EXERCISE REQUIREMENTS >>
a. In the text on informal IT help at work, repeat the wording between "As for the comment" and "to the team.", inclusive.
b. Pick up the text on informal IT help at work from its last line and keep it going.
*** Opening of SELECTED TEXT ***
As for the comment about if the biggest skill you bring is your IT knowledge, it is quite honestly replaceable as people who know a bit of IT are not hard to find (and most organisations have an IT department anyway) I wasn't employed for my IT skills, it is an additional feather to my bow which is utilised significantly by the team I work in. I work in a specialised area that require a number of specific qualifications that are not at all related to IT. I am very unusual in my role for having any interest in 'computers'. My job would not be at risk at all if I no longer provided this additional service informally to the team.

It has been interesting to your (flatbread) opinion of me as it is not how I recognise myself and I'm fairly sure (i hope) that it is not how others who know me would recognise me. As I intimated at the start of all this, it doesn't sit comfortably with me and yet I am usually fairly laid back about stuff like this which is why I am questioning if, friendship aside, I should be doing more to address it.

Thanks everyone!
*** Close of SELECTED TEXT ***
*** Opening of DATASET CONTENT ***
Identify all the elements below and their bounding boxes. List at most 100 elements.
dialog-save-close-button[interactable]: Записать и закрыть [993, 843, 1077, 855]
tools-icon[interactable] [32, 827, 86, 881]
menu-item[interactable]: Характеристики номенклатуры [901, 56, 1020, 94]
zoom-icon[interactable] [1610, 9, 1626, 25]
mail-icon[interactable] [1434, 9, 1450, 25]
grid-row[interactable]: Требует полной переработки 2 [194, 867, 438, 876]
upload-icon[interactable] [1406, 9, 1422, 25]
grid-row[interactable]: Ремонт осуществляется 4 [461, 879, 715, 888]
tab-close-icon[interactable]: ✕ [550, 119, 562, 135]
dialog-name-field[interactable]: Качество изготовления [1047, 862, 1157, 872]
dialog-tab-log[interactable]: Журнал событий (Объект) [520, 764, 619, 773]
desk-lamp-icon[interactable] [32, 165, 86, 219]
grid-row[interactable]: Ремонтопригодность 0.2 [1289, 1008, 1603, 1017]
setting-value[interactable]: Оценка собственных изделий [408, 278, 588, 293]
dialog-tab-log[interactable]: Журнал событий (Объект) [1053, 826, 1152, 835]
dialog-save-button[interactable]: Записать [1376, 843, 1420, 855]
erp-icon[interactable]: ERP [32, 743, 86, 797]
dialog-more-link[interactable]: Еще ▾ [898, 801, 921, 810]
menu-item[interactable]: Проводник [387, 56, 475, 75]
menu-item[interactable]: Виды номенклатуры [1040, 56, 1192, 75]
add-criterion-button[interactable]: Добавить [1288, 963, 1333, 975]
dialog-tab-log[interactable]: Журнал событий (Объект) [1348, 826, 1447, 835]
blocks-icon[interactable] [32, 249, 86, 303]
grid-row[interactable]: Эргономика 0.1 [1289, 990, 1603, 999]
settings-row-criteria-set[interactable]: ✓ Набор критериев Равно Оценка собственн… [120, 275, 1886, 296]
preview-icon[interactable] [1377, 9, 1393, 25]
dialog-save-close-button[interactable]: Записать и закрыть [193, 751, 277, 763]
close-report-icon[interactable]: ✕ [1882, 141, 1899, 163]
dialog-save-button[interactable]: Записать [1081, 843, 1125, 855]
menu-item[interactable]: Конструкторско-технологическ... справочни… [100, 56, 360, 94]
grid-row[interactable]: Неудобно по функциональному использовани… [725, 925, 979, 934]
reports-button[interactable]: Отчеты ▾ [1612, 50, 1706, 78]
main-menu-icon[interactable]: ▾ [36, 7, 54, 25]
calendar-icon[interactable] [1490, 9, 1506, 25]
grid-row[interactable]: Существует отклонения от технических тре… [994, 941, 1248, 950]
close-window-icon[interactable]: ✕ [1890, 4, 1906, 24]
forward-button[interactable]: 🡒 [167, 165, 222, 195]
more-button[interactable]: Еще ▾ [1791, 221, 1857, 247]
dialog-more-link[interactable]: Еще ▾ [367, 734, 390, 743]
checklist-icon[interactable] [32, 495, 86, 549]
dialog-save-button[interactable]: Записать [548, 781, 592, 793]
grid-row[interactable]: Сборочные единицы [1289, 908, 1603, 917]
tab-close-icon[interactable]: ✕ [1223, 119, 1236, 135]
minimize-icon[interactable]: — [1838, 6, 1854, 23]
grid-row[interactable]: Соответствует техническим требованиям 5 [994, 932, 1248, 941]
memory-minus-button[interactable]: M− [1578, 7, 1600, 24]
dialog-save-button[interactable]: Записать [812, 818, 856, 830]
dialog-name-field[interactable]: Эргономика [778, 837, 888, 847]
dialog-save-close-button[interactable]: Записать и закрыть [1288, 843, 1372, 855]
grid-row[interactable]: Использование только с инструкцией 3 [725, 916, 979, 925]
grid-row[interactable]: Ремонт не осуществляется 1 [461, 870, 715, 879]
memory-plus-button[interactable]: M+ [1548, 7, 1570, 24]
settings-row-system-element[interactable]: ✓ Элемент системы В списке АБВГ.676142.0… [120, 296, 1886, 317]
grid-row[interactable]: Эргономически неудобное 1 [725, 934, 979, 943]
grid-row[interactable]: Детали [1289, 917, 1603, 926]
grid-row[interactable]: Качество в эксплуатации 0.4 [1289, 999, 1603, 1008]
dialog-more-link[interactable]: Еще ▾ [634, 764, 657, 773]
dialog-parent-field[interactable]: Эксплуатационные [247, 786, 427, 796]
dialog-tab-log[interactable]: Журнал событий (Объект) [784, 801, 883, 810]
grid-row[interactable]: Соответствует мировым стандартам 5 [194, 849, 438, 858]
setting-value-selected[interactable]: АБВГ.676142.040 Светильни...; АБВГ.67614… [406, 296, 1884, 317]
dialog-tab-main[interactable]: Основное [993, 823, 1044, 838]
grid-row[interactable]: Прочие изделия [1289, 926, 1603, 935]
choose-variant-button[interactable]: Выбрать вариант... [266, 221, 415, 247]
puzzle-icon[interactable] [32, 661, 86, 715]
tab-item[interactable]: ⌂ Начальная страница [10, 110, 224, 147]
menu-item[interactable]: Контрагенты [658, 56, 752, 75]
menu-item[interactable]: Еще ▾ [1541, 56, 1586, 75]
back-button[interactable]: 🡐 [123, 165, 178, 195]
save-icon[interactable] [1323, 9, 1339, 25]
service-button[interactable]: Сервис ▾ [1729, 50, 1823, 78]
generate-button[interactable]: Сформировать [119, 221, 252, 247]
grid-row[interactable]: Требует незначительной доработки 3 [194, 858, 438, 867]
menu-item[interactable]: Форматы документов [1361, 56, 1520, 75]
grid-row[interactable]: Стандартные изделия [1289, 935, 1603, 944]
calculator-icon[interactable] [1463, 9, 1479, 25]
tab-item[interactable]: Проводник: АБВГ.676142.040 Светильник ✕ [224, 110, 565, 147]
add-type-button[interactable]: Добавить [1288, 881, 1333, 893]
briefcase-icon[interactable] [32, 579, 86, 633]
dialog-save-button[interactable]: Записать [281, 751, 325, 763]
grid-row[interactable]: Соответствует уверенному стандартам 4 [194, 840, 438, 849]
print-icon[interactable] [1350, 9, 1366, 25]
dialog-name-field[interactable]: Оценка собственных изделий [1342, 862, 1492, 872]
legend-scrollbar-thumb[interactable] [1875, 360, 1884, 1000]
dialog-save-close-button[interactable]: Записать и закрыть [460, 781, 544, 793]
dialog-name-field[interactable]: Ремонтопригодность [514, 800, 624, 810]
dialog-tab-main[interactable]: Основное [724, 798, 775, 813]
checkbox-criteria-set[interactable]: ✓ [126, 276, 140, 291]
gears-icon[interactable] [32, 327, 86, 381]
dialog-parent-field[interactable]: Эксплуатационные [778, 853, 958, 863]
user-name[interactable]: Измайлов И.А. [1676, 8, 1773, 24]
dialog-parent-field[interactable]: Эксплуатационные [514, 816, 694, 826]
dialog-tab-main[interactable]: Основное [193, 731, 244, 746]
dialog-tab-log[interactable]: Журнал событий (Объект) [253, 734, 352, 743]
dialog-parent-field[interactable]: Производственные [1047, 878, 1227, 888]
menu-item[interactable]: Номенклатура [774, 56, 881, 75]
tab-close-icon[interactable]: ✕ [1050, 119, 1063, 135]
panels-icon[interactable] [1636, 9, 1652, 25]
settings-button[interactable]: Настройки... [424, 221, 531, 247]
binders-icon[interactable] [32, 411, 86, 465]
*** Close of DATASET CONTENT ***
WRITTEN ANSWERS >>
a.
As for the comment about if the biggest skill you bring is your IT knowledge, it is quite honestly replaceable as people who know a bit of IT are not hard to find (and most organisations have an IT department anyway) I wasn't employed for my IT skills, it is an additional feather to my bow which is utilised significantly by the team I work in. I work in a specialised area that require a number of specific qualifications that are not at all related to IT. I am very unusual in my role for having any interest in 'computers'. My job would not be at risk at all if I no longer provided this additional service informally to the team.

b.
OP posts:
Snazzynewyear · 26/01/2013 00:39

Her inability to learn how to use IT is itself pretty staggering. I would say you have to get out of helping her with that. It's just not doing any good. She will have to go on a proper course or take the consequences of losing documents etc. Unless of course she has worked out that this way others do a lot of her work for her, and other people's expectations of her are conveniently lowered!

Bogeyface · 26/01/2013 02:12

Snazzy she doesnt need to learn because she is used to people doing it for her. If I was the OP that would be my main gripe, because of the hours she is losing, week in and week out, teaching something to someone who has been taught it many times before!

50shadesofmeh · 26/01/2013 04:15

I'd be pissed off too OP it's pretty damn cheeky of her to blatantly rub it in your face that she is getting a free day off and you aren't.
However I have a feeling grassing her in will make life significantly harder for you at work when the shit hits the fan, if you make a complaint they will need to investigate and you will be left feeling like the bad guy.

I would make it known to her that her that you disapprove of her brazen piss taking , that you find it extremely unfair and if she doesn't buck up her ideas you will need to speak to your boss, you can be nice but assertive about it.

WorkingItOutAsIGo · 26/01/2013 07:50

Just struck by the fact you keep saying how nice this colleague is and what a good relationship you have,

But she's not nice....you are. She is taking the piss, disturbing you constantly, not making the slightest effort to learn key requirements of her job etc etc.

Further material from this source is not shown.